## YOUR INSTRUCTIONS:
Reproduce the material in full, exactly as written.

## RECORD LIST:

"""

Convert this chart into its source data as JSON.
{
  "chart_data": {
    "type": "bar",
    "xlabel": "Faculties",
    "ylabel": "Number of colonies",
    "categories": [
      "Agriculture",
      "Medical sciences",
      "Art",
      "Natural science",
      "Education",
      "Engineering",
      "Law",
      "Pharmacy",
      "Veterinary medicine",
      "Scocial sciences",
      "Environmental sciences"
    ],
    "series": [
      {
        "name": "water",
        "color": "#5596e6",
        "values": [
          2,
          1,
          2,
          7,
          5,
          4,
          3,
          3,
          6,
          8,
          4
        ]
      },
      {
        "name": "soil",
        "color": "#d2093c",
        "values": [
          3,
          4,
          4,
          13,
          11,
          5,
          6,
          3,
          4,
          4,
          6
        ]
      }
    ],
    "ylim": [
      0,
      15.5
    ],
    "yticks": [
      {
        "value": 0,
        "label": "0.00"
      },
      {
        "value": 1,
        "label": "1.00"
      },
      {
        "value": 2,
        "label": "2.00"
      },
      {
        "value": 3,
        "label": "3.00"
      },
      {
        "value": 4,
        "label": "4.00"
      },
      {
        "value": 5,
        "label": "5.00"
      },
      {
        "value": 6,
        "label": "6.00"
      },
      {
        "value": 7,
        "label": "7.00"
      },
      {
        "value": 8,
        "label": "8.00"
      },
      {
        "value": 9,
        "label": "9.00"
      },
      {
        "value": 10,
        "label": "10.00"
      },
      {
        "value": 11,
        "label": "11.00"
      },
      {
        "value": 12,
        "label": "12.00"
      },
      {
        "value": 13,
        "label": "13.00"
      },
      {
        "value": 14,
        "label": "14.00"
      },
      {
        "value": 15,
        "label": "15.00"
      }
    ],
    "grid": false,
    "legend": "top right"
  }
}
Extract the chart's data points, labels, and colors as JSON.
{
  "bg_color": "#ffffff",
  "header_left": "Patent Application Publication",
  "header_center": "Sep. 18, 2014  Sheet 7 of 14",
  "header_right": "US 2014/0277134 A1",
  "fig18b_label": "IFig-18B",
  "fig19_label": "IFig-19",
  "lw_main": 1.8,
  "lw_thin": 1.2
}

"""

## WRITTEN ANSWER:
Convert this chart into its source data as JSON.
{
  "chart_data": {
    "type": "bar",
    "xlabel": "Faculties",
    "ylabel": "Number of colonies",
    "categories": [
      "Agriculture",
      "Medical sciences",
      "Art",
      "Natural science",
      "Education",
      "Engineering",
      "Law",
      "Pharmacy",
      "Veterinary medicine",
      "Scocial sciences",
      "Environmental sciences"
    ],
    "series": [
      {
        "name": "water",
        "color": "#5596e6",
        "values": [
          2,
          1,
          2,
          7,
          5,
          4,
          3,
          3,
          6,
          8,
          4
        ]
      },
      {
        "name": "soil",
        "color": "#d2093c",
        "values": [
          3,
          4,
          4,
          13,
          11,
          5,
          6,
          3,
          4,
          4,
          6
        ]
      }
    ],
    "ylim": [
      0,
      15.5
    ],
    "yticks": [
      {
        "value": 0,
        "label": "0.00"
      },
      {
        "value": 1,
        "label": "1.00"
      },
      {
        "value": 2,
        "label": "2.00"
      },
      {
        "value": 3,
        "label": "3.00"
      },
      {
        "value": 4,
        "label": "4.00"
      },
      {
        "value": 5,
        "label": "5.00"
      },
      {
        "value": 6,
        "label": "6.00"
      },
      {
        "value": 7,
        "label": "7.00"
      },
      {
        "value": 8,
        "label": "8.00"
      },
      {
        "value": 9,
        "label": "9.00"
      },
      {
        "value": 10,
        "label": "10.00"
      },
      {
        "value": 11,
        "label": "11.00"
      },
      {
        "value": 12,
        "label": "12.00"
      },
      {
        "value": 13,
        "label": "13.00"
      },
      {
        "value": 14,
        "label": "14.00"
      },
      {
        "value": 15,
        "label": "15.00"
      }
    ],
    "grid": false,
    "legend": "top right"
  }
}
Extract the chart's data points, labels, and colors as JSON.
{
  "bg_color": "#ffffff",
  "header_left": "Patent Application Publication",
  "header_center": "Sep. 18, 2014  Sheet 7 of 14",
  "header_right": "US 2014/0277134 A1",
  "fig18b_label": "IFig-18B",
  "fig19_label": "IFig-19",
  "lw_main": 1.8,
  "lw_thin": 1.2
}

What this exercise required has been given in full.